Repeat each line exactly as it is written.

## start Records provided

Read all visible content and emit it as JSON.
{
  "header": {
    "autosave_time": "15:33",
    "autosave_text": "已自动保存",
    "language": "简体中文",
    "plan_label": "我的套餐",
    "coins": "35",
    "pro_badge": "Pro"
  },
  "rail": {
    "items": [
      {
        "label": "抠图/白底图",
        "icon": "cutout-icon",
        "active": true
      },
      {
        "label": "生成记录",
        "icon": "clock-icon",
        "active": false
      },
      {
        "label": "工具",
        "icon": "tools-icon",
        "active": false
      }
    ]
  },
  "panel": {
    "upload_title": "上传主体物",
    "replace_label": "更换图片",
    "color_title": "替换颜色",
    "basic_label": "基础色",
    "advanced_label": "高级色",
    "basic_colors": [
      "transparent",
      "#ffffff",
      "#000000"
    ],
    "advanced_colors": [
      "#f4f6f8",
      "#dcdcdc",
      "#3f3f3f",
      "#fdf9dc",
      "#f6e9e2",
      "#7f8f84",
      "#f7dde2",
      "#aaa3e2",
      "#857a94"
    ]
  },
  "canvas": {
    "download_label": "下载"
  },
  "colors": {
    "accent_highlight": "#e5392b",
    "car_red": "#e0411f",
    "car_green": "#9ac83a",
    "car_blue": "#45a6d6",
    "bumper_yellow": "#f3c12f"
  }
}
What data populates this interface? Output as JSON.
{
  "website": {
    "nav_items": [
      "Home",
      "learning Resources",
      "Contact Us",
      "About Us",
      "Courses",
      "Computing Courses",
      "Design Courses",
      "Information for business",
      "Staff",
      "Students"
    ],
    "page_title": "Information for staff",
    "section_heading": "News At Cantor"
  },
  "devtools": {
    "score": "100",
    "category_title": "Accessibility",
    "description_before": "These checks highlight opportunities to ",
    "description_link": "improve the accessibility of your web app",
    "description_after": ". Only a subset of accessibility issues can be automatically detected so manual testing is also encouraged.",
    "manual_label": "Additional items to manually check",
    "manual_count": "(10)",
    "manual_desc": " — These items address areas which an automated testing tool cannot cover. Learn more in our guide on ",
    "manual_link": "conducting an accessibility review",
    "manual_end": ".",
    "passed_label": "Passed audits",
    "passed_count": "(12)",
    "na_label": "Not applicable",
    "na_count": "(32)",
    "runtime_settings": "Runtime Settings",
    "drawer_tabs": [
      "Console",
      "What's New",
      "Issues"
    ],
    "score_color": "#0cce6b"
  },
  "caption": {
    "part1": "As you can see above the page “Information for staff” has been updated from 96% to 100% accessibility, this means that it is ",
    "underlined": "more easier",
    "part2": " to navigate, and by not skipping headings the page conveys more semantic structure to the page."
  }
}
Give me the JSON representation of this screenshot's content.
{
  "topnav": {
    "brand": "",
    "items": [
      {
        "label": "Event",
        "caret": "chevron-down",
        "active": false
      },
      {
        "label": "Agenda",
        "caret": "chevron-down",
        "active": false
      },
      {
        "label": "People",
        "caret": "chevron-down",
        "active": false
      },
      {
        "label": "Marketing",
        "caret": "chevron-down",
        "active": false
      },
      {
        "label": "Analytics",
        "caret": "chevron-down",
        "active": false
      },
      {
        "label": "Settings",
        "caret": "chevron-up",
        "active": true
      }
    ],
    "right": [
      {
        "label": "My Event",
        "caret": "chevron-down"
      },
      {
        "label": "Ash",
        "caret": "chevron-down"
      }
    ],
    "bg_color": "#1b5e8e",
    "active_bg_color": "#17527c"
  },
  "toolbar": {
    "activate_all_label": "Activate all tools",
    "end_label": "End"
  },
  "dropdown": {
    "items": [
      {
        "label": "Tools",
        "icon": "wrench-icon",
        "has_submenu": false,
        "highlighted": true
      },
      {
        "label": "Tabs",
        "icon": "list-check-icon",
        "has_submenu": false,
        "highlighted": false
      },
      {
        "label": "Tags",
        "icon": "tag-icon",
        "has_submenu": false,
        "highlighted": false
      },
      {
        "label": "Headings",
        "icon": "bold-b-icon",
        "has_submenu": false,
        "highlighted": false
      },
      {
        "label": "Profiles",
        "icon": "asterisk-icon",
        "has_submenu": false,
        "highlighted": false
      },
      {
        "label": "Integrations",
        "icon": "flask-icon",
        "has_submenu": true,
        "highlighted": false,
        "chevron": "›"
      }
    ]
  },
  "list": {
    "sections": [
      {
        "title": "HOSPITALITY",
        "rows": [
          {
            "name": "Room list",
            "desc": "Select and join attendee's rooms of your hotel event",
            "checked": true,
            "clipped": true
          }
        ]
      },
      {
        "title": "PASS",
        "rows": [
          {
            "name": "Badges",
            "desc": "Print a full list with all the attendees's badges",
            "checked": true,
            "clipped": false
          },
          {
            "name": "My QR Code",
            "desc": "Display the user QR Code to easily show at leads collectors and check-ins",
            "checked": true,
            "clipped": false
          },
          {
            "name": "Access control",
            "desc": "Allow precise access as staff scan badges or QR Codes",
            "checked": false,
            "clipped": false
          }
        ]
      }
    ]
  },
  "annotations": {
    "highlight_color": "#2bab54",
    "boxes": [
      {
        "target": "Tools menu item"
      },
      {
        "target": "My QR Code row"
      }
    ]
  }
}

## end Records provided

# Response
Read all visible content and emit it as JSON.
{
  "header": {
    "autosave_time": "15:33",
    "autosave_text": "已自动保存",
    "language": "简体中文",
    "plan_label": "我的套餐",
    "coins": "35",
    "pro_badge": "Pro"
  },
  "rail": {
    "items": [
      {
        "label": "抠图/白底图",
        "icon": "cutout-icon",
        "active": true
      },
      {
        "label": "生成记录",
        "icon": "clock-icon",
        "active": false
      },
      {
        "label": "工具",
        "icon": "tools-icon",
        "active": false
      }
    ]
  },
  "panel": {
    "upload_title": "上传主体物",
    "replace_label": "更换图片",
    "color_title": "替换颜色",
    "basic_label": "基础色",
    "advanced_label": "高级色",
    "basic_colors": [
      "transparent",
      "#ffffff",
      "#000000"
    ],
    "advanced_colors": [
      "#f4f6f8",
      "#dcdcdc",
      "#3f3f3f",
      "#fdf9dc",
      "#f6e9e2",
      "#7f8f84",
      "#f7dde2",
      "#aaa3e2",
      "#857a94"
    ]
  },
  "canvas": {
    "download_label": "下载"
  },
  "colors": {
    "accent_highlight": "#e5392b",
    "car_red": "#e0411f",
    "car_green": "#9ac83a",
    "car_blue": "#45a6d6",
    "bumper_yellow": "#f3c12f"
  }
}
What data populates this interface? Output as JSON.
{
  "website": {
    "nav_items": [
      "Home",
      "learning Resources",
      "Contact Us",
      "About Us",
      "Courses",
      "Computing Courses",
      "Design Courses",
      "Information for business",
      "Staff",
      "Students"
    ],
    "page_title": "Information for staff",
    "section_heading": "News At Cantor"
  },
  "devtools": {
    "score": "100",
    "category_title": "Accessibility",
    "description_before": "These checks highlight opportunities to ",
    "description_link": "improve the accessibility of your web app",
    "description_after": ". Only a subset of accessibility issues can be automatically detected so manual testing is also encouraged.",
    "manual_label": "Additional items to manually check",
    "manual_count": "(10)",
    "manual_desc": " — These items address areas which an automated testing tool cannot cover. Learn more in our guide on ",
    "manual_link": "conducting an accessibility review",
    "manual_end": ".",
    "passed_label": "Passed audits",
    "passed_count": "(12)",
    "na_label": "Not applicable",
    "na_count": "(32)",
    "runtime_settings": "Runtime Settings",
    "drawer_tabs": [
      "Console",
      "What's New",
      "Issues"
    ],
    "score_color": "#0cce6b"
  },
  "caption": {
    "part1": "As you can see above the page “Information for staff” has been updated from 96% to 100% accessibility, this means that it is ",
    "underlined": "more easier",
    "part2": " to navigate, and by not skipping headings the page conveys more semantic structure to the page."
  }
}
Give me the JSON representation of this screenshot's content.
{
  "topnav": {
    "brand": "",
    "items": [
      {
        "label": "Event",
        "caret": "chevron-down",
        "active": false
      },
      {
        "label": "Agenda",
        "caret": "chevron-down",
        "active": false
      },
      {
        "label": "People",
        "caret": "chevron-down",
        "active": false
      },
      {
        "label": "Marketing",
        "caret": "chevron-down",
        "active": false
      },
      {
        "label": "Analytics",
        "caret": "chevron-down",
        "active": false
      },
      {
        "label": "Settings",
        "caret": "chevron-up",
        "active": true
      }
    ],
    "right": [
      {
        "label": "My Event",
        "caret": "chevron-down"
      },
      {
        "label": "Ash",
        "caret": "chevron-down"
      }
    ],
    "bg_color": "#1b5e8e",
    "active_bg_color": "#17527c"
  },
  "toolbar": {
    "activate_all_label": "Activate all tools",
    "end_label": "End"
  },
  "dropdown": {
    "items": [
      {
        "label": "Tools",
        "icon": "wrench-icon",
        "has_submenu": false,
        "highlighted": true
      },
      {
        "label": "Tabs",
        "icon": "list-check-icon",
        "has_submenu": false,
        "highlighted": false
      },
      {
        "label": "Tags",
        "icon": "tag-icon",
        "has_submenu": false,
        "highlighted": false
      },
      {
        "label": "Headings",
        "icon": "bold-b-icon",
        "has_submenu": false,
        "highlighted": false
      },
      {
        "label": "Profiles",
        "icon": "asterisk-icon",
        "has_submenu": false,
        "highlighted": false
      },
      {
        "label": "Integrations",
        "icon": "flask-icon",
        "has_submenu": true,
        "highlighted": false,
        "chevron": "›"
      }
    ]
  },
  "list": {
    "sections": [
      {
        "title": "HOSPITALITY",
        "rows": [
          {
            "name": "Room list",
            "desc": "Select and join attendee's rooms of your hotel event",
            "checked": true,
            "clipped": true
          }
        ]
      },
      {
        "title": "PASS",
        "rows": [
          {
            "name": "Badges",
            "desc": "Print a full list with all the attendees's badges",
            "checked": true,
            "clipped": false
          },
          {
            "name": "My QR Code",
            "desc": "Display the user QR Code to easily show at leads collectors and check-ins",
            "checked": true,
            "clipped": false
          },
          {
            "name": "Access control",
            "desc": "Allow precise access as staff scan badges or QR Codes",
            "checked": false,
            "clipped": false
          }
        ]
      }
    ]
  },
  "annotations": {
    "highlight_color": "#2bab54",
    "boxes": [
      {
        "target": "Tools menu item"
      },
      {
        "target": "My QR Code row"
      }
    ]
  }
}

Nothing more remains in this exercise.